▶ **Your goal**
Each of the entries should be retyped precisely as it appears.

---------------

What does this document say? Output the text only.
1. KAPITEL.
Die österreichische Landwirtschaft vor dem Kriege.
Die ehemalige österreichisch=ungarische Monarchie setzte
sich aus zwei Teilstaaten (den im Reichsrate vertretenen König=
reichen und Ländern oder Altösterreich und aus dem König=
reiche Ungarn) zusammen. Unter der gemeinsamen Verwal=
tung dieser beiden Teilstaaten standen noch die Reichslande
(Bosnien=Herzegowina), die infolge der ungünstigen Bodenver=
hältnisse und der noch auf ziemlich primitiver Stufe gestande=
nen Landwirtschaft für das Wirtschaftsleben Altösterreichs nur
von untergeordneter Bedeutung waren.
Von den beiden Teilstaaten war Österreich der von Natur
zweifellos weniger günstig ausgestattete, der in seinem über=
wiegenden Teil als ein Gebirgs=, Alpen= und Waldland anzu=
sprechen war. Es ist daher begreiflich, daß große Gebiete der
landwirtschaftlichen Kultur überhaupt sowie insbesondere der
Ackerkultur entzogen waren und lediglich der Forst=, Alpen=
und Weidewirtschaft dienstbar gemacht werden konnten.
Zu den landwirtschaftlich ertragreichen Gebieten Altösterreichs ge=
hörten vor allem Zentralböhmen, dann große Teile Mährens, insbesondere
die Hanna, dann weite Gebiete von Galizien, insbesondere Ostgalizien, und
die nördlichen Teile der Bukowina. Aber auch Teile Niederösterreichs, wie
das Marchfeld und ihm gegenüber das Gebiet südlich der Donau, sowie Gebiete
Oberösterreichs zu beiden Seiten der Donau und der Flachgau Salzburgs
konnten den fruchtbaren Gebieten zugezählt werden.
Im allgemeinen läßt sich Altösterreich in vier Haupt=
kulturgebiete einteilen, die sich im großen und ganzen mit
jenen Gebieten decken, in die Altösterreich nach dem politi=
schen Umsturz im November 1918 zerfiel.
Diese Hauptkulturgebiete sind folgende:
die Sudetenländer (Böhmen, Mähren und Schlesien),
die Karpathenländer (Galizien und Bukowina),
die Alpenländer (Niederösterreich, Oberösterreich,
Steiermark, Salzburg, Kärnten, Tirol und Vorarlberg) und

---------------

▶ **Full answer**
What does this document say? Output the text only.
1. KAPITEL.
Die österreichische Landwirtschaft vor dem Kriege.
Die ehemalige österreichisch=ungarische Monarchie setzte
sich aus zwei Teilstaaten (den im Reichsrate vertretenen König=
reichen und Ländern oder Altösterreich und aus dem König=
reiche Ungarn) zusammen. Unter der gemeinsamen Verwal=
tung dieser beiden Teilstaaten standen noch die Reichslande
(Bosnien=Herzegowina), die infolge der ungünstigen Bodenver=
hältnisse und der noch auf ziemlich primitiver Stufe gestande=
nen Landwirtschaft für das Wirtschaftsleben Altösterreichs nur
von untergeordneter Bedeutung waren.
Von den beiden Teilstaaten war Österreich der von Natur
zweifellos weniger günstig ausgestattete, der in seinem über=
wiegenden Teil als ein Gebirgs=, Alpen= und Waldland anzu=
sprechen war. Es ist daher begreiflich, daß große Gebiete der
landwirtschaftlichen Kultur überhaupt sowie insbesondere der
Ackerkultur entzogen waren und lediglich der Forst=, Alpen=
und Weidewirtschaft dienstbar gemacht werden konnten.
Zu den landwirtschaftlich ertragreichen Gebieten Altösterreichs ge=
hörten vor allem Zentralböhmen, dann große Teile Mährens, insbesondere
die Hanna, dann weite Gebiete von Galizien, insbesondere Ostgalizien, und
die nördlichen Teile der Bukowina. Aber auch Teile Niederösterreichs, wie
das Marchfeld und ihm gegenüber das Gebiet südlich der Donau, sowie Gebiete
Oberösterreichs zu beiden Seiten der Donau und der Flachgau Salzburgs
konnten den fruchtbaren Gebieten zugezählt werden.
Im allgemeinen läßt sich Altösterreich in vier Haupt=
kulturgebiete einteilen, die sich im großen und ganzen mit
jenen Gebieten decken, in die Altösterreich nach dem politi=
schen Umsturz im November 1918 zerfiel.
Diese Hauptkulturgebiete sind folgende:
die Sudetenländer (Böhmen, Mähren und Schlesien),
die Karpathenländer (Galizien und Bukowina),
die Alpenländer (Niederösterreich, Oberösterreich,
Steiermark, Salzburg, Kärnten, Tirol und Vorarlberg) und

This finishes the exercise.